EXERCISE DESCRIPTION>
Count the lines that hold the string "title". Reply with the number alone.

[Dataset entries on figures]
'''
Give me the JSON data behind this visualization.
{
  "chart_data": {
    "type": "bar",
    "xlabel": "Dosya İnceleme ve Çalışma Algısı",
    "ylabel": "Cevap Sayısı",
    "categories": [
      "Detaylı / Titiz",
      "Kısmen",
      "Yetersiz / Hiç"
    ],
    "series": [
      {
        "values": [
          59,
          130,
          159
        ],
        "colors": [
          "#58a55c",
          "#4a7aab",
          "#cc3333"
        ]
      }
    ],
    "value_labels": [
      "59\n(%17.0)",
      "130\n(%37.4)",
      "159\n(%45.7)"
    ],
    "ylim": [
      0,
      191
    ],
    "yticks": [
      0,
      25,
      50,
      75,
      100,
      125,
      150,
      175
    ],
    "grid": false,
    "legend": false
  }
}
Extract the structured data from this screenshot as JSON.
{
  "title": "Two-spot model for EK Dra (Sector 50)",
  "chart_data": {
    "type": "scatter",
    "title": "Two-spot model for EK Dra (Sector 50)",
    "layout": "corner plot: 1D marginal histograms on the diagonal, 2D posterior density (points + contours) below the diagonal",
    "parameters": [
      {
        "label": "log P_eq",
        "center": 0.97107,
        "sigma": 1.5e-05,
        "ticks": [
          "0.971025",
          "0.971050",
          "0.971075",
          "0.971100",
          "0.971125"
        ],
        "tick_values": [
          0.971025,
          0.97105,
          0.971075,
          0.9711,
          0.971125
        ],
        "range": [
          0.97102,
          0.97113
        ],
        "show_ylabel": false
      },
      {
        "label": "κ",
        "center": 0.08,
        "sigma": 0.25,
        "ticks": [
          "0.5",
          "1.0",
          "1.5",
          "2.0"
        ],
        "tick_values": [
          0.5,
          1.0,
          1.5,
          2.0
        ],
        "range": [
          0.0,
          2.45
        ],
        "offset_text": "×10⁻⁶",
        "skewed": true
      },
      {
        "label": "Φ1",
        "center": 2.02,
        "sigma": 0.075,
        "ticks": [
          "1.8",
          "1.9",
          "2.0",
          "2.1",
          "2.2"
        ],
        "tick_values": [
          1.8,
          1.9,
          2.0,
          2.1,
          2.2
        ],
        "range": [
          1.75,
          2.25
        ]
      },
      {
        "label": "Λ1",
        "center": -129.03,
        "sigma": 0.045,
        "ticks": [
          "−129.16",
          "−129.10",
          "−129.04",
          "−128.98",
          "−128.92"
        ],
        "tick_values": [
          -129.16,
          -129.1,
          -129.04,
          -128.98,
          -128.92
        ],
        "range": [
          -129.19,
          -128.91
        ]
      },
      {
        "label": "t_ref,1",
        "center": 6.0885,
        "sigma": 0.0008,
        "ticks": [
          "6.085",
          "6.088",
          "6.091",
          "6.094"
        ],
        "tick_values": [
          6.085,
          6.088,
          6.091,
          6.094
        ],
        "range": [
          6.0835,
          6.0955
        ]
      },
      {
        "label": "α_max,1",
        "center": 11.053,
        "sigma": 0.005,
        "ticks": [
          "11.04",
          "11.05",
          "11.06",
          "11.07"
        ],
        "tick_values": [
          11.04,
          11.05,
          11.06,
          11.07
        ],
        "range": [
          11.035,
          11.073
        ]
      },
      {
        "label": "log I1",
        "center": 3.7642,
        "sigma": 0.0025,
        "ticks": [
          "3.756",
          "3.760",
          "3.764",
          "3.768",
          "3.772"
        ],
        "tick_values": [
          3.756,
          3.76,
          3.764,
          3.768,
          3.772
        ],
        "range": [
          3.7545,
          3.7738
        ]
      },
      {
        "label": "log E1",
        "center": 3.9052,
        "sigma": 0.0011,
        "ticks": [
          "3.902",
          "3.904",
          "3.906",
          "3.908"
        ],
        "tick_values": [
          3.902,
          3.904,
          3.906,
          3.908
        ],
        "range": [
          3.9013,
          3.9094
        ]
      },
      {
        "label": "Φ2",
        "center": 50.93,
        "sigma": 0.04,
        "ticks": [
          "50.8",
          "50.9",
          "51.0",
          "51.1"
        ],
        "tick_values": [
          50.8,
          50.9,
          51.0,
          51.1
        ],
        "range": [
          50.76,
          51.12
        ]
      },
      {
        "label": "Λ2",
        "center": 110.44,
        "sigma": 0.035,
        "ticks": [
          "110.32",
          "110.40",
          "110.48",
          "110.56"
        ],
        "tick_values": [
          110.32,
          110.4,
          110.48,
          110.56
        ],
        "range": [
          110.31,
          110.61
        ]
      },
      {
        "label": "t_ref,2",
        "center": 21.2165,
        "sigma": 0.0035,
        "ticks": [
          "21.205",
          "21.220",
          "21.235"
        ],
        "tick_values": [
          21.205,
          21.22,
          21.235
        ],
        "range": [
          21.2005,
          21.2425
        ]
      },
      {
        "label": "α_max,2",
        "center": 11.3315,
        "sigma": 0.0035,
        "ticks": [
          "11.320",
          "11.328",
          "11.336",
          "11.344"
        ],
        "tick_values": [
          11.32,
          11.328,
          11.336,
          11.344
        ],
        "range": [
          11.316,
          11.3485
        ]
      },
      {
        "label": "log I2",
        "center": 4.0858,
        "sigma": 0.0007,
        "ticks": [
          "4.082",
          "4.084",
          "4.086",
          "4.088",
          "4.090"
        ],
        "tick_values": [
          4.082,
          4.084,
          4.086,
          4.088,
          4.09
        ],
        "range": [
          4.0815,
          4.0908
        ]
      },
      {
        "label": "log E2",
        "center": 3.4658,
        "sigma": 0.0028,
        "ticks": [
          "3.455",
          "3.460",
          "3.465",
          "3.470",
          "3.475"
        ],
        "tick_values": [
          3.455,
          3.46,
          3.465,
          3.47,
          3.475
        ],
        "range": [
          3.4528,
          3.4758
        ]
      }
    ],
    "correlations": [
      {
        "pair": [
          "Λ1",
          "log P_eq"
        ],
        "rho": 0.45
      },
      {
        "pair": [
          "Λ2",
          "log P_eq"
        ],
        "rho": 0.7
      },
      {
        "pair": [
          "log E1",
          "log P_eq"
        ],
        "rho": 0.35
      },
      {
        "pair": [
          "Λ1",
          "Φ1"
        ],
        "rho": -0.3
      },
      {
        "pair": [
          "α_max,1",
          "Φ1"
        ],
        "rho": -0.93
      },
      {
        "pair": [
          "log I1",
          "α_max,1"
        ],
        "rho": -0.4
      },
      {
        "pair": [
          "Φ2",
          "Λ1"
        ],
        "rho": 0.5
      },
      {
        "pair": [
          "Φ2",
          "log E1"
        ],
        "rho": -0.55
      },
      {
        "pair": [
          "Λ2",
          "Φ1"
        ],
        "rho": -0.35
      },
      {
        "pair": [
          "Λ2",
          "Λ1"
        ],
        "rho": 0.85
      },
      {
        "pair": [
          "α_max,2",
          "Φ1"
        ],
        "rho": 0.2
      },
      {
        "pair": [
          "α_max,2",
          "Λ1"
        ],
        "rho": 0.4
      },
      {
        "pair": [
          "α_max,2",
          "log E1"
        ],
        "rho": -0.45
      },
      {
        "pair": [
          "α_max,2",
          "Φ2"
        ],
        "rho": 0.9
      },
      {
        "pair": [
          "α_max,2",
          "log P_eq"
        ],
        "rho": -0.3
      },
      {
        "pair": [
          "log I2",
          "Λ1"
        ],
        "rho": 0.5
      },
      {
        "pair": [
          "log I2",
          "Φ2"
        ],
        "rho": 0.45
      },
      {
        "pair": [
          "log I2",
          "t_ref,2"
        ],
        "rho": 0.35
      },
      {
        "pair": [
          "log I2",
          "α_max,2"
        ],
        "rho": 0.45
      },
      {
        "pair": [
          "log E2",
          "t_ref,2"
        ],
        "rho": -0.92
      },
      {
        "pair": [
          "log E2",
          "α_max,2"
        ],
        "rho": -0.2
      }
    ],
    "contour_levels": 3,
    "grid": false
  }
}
'''
COMPLETED TASK>
2